SUPPLIED RECORDS:
####################

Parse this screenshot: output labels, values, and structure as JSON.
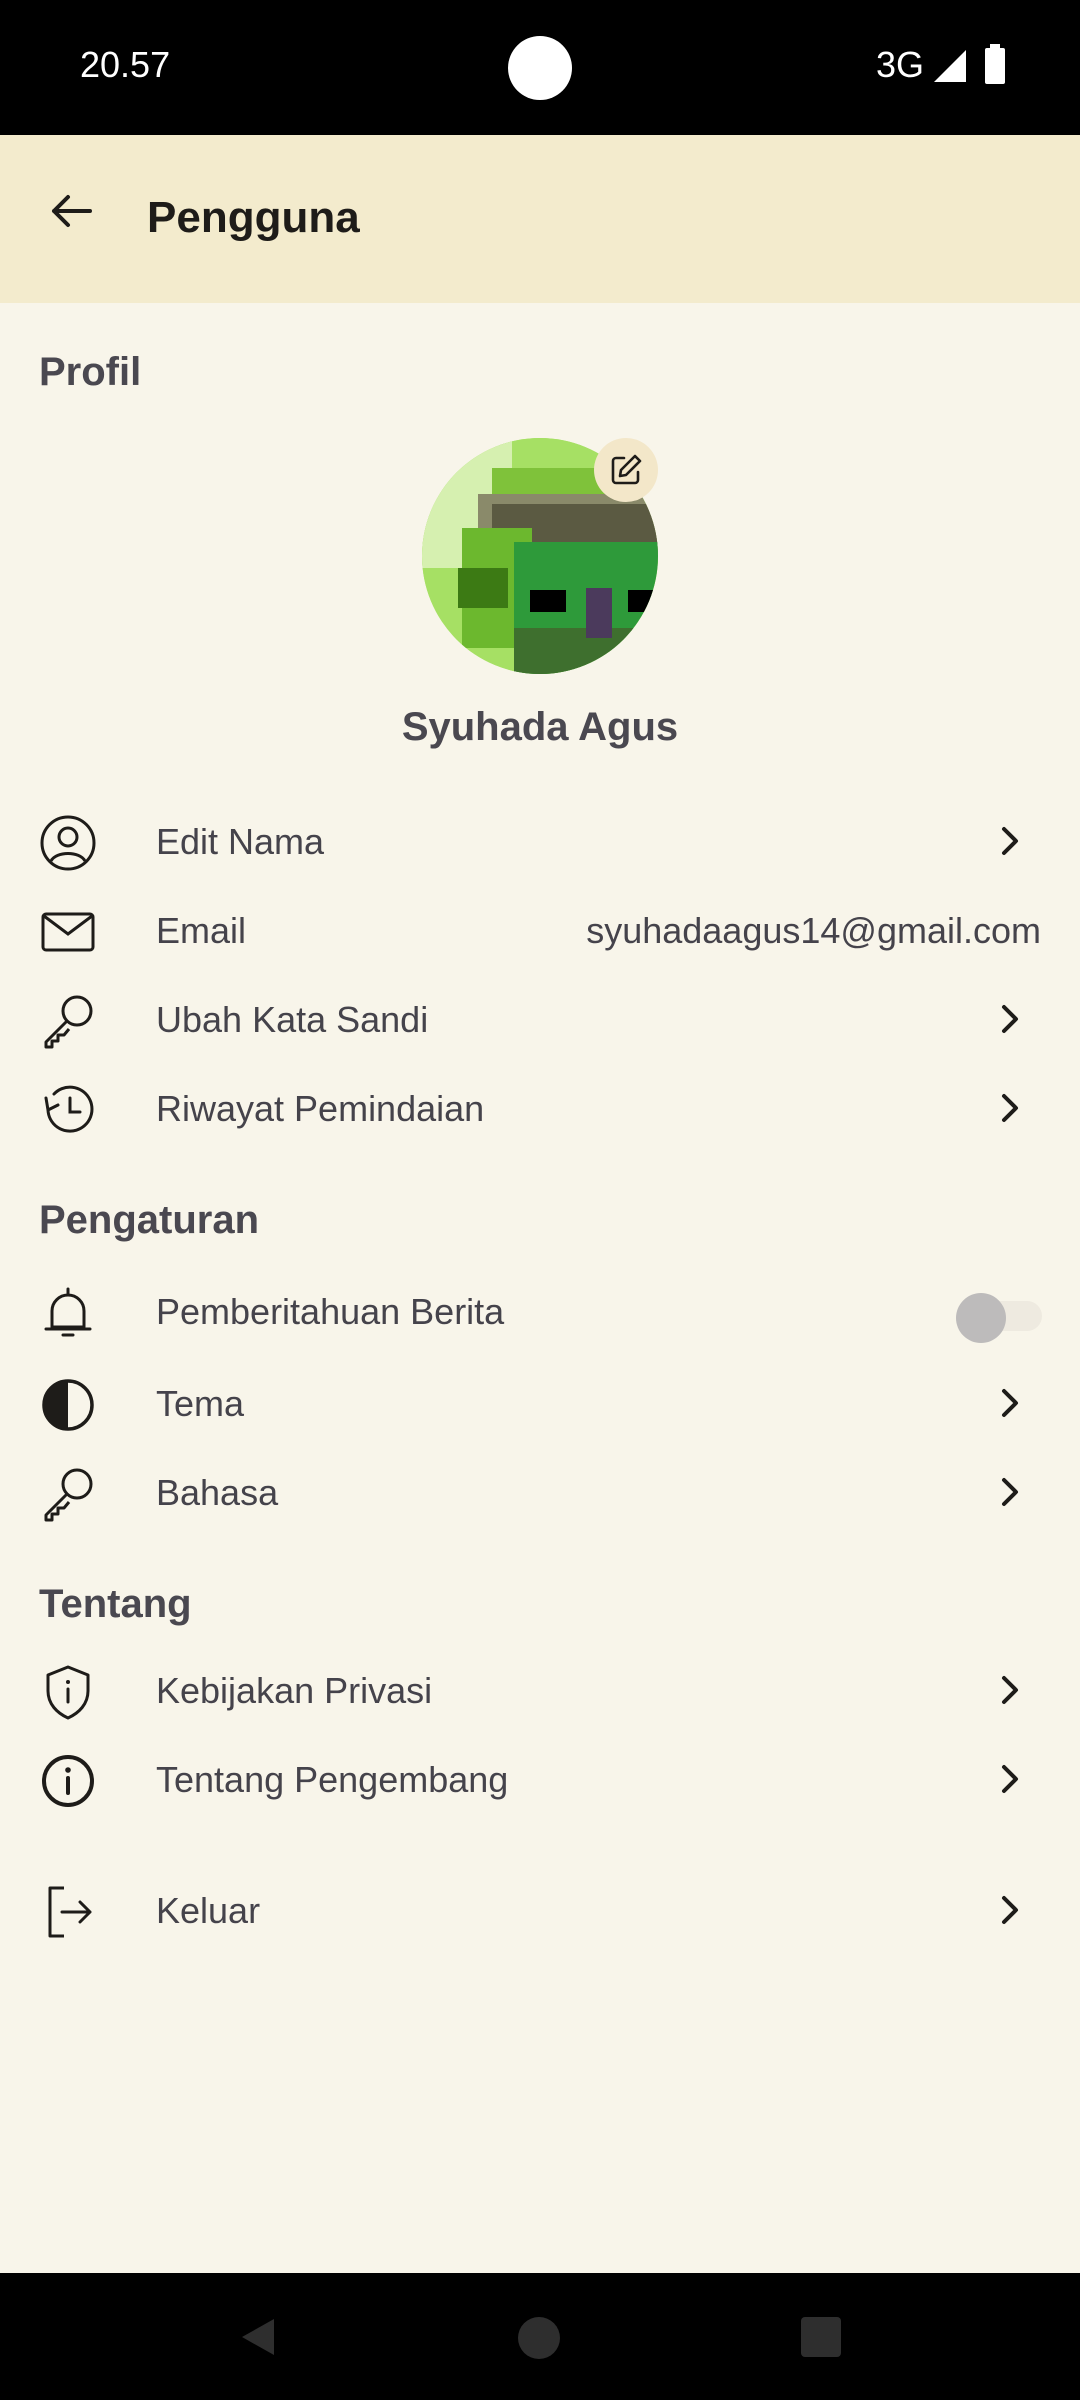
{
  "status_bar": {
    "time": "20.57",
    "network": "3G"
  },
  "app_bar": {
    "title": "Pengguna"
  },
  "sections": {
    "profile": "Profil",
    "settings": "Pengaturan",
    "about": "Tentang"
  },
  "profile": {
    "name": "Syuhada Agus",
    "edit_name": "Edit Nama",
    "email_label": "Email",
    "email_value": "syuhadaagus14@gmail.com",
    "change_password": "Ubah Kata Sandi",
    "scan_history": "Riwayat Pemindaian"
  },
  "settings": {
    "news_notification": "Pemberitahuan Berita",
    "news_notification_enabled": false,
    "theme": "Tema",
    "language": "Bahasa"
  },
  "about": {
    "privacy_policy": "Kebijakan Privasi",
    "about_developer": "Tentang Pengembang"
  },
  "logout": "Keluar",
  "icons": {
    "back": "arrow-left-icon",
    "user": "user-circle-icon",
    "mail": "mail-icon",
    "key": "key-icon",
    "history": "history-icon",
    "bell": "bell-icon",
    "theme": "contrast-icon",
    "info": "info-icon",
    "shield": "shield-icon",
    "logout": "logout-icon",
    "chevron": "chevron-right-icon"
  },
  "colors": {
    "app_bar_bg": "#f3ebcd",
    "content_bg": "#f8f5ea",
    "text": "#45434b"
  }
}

####################

PROBLEM REQUIREMENTS: Pick out the lines that include the word "Tentang" and write them out.

FULL SOLUTION:
    "about": "Tentang"
    "about_developer": "Tentang Pengembang"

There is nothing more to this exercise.